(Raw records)
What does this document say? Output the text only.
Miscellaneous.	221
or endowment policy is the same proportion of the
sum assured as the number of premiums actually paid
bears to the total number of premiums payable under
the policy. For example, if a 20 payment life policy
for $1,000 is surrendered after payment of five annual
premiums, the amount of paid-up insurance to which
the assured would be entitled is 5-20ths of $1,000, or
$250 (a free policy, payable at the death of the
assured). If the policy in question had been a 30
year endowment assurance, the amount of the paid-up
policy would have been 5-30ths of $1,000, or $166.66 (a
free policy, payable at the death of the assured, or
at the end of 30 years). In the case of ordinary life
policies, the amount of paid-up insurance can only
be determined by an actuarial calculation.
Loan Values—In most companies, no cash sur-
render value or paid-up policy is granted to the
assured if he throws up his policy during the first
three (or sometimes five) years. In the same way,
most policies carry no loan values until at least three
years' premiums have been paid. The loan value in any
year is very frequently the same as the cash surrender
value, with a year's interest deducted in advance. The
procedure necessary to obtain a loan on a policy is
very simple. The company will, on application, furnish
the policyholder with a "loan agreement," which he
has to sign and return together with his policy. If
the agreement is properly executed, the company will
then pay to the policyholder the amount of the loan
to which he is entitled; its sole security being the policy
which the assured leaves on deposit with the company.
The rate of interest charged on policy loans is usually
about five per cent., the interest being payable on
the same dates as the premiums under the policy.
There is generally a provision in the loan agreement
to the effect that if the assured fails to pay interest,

---

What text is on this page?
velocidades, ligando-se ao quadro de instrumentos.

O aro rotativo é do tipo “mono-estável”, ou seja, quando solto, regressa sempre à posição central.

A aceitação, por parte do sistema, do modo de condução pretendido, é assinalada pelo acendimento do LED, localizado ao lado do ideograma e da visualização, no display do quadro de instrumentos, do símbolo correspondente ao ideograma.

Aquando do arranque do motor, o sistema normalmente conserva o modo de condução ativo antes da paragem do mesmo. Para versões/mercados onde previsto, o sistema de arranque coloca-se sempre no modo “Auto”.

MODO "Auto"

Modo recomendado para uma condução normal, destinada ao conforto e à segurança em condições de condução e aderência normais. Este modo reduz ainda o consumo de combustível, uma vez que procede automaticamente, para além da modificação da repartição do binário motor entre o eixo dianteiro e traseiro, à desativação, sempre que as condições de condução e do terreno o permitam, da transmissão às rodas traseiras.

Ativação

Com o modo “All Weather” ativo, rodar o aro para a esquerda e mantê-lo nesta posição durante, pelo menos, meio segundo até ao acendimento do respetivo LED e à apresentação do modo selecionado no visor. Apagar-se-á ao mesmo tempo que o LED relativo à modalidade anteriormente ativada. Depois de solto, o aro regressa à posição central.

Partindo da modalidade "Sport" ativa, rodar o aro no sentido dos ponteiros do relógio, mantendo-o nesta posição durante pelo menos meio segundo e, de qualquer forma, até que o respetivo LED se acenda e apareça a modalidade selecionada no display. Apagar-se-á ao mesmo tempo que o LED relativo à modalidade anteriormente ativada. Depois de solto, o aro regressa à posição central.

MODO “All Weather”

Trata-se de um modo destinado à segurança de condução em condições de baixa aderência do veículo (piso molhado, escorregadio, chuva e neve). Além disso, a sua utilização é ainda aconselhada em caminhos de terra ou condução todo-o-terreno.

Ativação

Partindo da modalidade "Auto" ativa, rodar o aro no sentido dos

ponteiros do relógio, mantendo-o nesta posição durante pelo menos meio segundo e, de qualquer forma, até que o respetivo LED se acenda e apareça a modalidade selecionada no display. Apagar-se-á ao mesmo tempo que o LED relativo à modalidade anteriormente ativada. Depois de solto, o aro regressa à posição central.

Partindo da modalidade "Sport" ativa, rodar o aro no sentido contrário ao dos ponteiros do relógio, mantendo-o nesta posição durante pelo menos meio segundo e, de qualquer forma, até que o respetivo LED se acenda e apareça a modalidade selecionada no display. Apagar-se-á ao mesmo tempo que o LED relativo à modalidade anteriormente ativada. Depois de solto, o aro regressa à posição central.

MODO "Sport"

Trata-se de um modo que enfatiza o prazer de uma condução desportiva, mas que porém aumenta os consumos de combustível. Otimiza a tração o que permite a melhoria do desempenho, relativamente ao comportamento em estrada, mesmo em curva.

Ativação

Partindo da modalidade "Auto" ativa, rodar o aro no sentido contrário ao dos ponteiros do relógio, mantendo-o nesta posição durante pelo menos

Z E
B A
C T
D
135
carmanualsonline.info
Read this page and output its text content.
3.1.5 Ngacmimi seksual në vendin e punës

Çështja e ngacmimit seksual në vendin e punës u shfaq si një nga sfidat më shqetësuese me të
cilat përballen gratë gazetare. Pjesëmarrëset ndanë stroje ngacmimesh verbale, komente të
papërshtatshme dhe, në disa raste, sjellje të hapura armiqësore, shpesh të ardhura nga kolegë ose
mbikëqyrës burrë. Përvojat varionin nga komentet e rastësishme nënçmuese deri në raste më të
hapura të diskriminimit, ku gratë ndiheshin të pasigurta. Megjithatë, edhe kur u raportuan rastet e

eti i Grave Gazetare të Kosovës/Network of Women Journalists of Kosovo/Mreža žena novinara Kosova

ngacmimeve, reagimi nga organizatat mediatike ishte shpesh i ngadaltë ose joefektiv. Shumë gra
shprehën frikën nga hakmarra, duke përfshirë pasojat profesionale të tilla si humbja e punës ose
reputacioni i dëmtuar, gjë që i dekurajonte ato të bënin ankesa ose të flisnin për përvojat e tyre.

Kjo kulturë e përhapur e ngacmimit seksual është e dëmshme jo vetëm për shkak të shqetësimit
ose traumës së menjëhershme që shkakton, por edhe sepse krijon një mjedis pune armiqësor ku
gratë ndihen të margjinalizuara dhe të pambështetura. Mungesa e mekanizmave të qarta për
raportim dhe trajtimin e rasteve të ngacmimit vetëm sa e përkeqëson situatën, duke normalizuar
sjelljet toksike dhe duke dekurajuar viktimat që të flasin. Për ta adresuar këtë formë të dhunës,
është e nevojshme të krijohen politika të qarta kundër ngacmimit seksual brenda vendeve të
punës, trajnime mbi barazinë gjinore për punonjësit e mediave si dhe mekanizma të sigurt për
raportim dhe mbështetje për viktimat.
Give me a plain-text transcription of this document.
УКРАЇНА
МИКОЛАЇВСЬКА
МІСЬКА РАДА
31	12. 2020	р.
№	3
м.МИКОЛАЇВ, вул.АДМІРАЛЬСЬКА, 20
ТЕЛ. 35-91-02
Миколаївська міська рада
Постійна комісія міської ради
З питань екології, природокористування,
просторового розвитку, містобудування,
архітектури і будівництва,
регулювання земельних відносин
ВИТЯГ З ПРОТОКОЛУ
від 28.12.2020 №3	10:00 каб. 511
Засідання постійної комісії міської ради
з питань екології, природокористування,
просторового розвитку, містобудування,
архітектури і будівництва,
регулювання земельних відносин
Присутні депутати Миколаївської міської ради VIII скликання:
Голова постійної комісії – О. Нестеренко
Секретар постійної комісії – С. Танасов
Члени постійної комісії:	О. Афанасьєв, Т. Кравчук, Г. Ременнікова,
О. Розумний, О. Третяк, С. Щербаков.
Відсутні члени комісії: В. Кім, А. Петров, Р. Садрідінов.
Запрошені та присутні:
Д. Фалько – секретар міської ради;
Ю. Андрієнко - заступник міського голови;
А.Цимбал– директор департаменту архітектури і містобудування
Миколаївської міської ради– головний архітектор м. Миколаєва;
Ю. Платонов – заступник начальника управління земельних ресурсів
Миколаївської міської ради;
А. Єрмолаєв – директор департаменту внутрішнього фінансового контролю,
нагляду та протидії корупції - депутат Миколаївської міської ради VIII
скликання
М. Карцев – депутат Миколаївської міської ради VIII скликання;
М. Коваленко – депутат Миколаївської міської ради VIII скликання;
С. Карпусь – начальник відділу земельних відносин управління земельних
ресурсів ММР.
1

---

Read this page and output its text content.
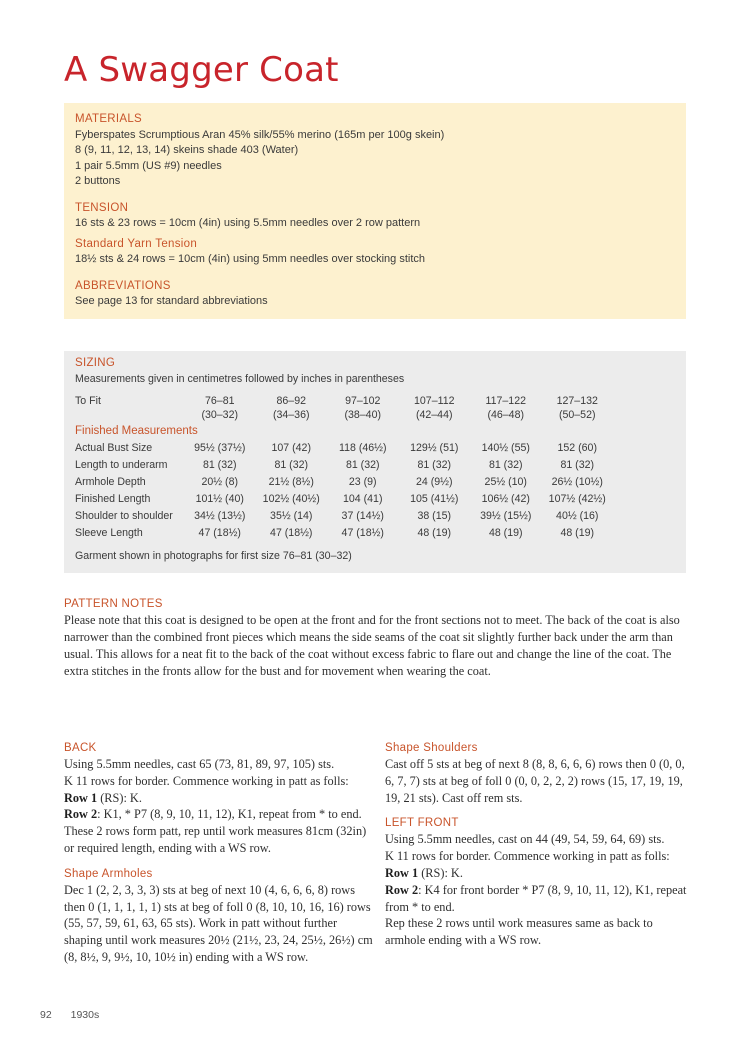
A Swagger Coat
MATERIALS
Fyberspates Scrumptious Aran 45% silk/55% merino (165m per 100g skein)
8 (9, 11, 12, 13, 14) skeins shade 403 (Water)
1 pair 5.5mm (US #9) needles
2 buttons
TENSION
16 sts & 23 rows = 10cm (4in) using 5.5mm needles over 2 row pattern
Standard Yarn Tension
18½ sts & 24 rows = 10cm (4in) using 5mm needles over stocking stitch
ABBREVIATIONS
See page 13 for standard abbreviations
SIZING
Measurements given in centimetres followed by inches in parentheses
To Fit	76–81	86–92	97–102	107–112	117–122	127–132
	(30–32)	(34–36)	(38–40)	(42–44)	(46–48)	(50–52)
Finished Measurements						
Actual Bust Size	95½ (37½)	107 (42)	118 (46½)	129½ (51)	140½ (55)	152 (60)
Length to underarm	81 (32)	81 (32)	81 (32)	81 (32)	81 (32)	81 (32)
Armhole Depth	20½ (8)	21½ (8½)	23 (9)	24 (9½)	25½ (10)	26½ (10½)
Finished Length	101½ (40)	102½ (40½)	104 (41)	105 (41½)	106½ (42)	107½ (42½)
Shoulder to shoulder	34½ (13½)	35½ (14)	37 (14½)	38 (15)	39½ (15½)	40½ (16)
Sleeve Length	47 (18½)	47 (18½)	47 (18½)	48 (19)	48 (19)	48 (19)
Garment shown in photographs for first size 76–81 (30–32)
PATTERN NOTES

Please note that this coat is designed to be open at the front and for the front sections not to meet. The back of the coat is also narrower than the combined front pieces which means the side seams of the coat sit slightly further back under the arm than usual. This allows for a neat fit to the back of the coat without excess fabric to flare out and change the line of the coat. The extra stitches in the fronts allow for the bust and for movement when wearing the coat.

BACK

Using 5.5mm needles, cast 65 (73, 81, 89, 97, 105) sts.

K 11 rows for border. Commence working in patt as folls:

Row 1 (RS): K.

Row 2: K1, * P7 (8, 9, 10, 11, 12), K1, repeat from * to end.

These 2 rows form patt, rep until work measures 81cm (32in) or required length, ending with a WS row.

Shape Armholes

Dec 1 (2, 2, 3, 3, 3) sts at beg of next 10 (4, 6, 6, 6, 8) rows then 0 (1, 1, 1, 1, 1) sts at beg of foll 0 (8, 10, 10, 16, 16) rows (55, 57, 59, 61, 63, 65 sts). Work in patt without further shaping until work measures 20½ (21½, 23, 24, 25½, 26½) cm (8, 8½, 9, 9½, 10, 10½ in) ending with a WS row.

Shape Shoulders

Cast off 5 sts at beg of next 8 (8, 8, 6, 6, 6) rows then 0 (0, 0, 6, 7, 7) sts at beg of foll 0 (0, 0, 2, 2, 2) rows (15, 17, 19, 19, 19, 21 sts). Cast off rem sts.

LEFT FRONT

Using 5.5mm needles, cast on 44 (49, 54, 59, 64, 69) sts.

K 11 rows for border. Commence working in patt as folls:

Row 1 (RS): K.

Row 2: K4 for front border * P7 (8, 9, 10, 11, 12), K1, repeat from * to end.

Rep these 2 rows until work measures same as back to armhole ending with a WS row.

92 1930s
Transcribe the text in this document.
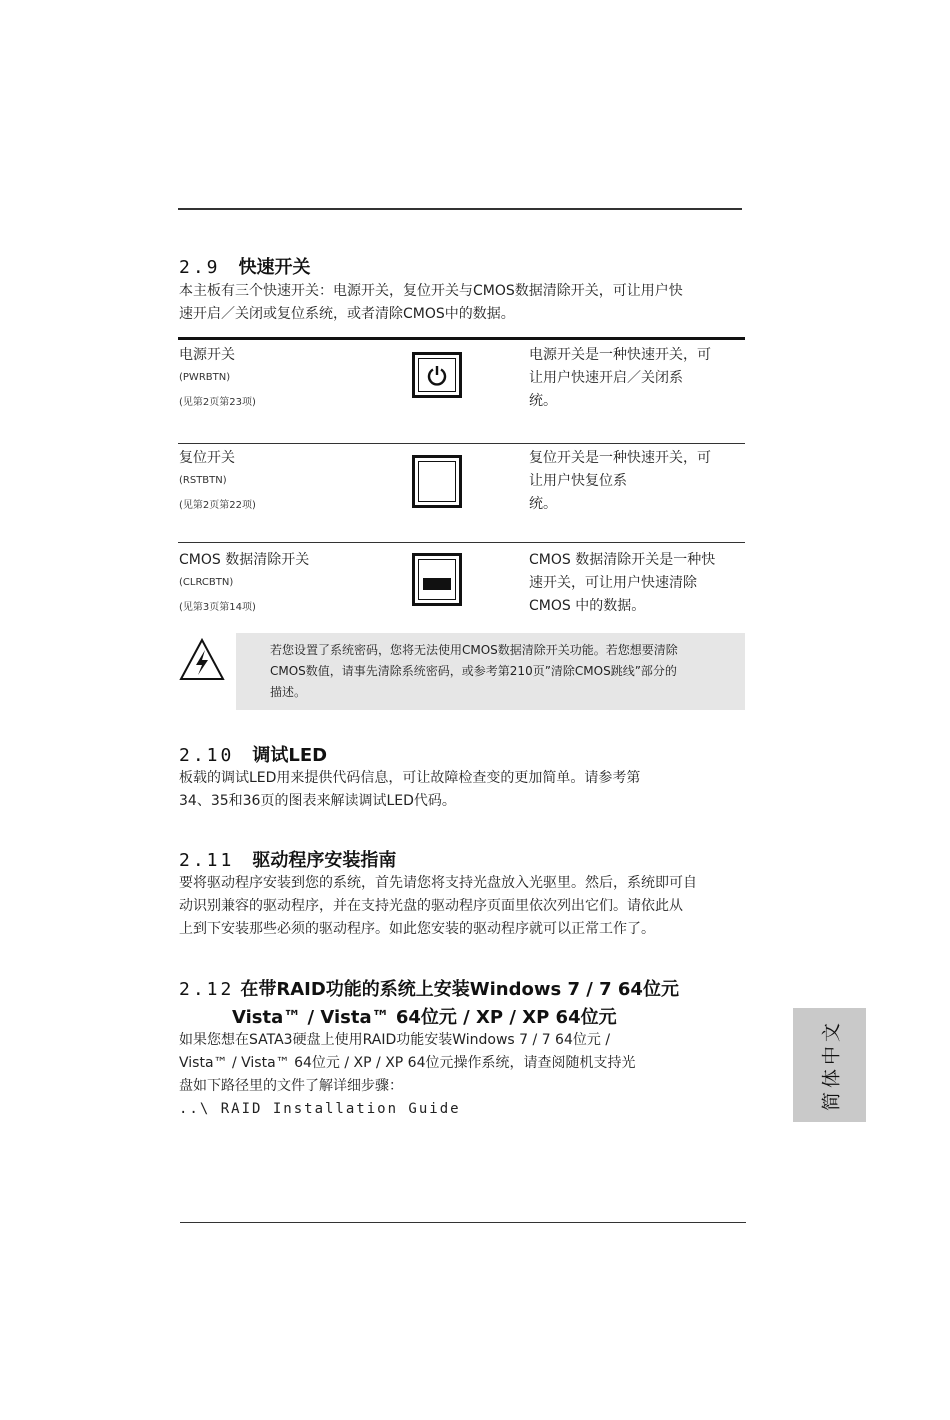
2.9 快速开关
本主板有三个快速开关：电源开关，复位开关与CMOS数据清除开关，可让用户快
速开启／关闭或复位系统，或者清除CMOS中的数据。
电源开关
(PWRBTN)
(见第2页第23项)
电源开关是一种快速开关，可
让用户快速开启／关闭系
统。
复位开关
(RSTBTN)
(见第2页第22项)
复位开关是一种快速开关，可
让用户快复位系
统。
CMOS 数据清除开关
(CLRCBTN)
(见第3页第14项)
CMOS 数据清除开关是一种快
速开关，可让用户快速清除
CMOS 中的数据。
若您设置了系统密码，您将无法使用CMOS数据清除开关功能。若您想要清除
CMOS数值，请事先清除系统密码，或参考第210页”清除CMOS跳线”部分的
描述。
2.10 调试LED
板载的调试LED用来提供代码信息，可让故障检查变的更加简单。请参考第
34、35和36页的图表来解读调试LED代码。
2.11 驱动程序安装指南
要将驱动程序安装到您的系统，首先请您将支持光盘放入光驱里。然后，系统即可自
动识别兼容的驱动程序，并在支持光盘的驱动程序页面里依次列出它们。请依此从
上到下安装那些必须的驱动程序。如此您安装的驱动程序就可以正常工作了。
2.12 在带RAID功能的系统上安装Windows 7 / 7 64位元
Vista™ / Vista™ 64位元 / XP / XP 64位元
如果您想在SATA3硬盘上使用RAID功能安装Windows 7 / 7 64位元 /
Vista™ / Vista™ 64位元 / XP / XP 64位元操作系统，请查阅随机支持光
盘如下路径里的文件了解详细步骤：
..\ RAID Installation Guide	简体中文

_WHAT YOU ARE ASKED TO DO_: Using the records above, list each line that includes "Vista".

_CORRECT RESPONSE_:
Vista™ / Vista™ 64位元 / XP / XP 64位元
Vista™ / Vista™ 64位元 / XP / XP 64位元操作系统，请查阅随机支持光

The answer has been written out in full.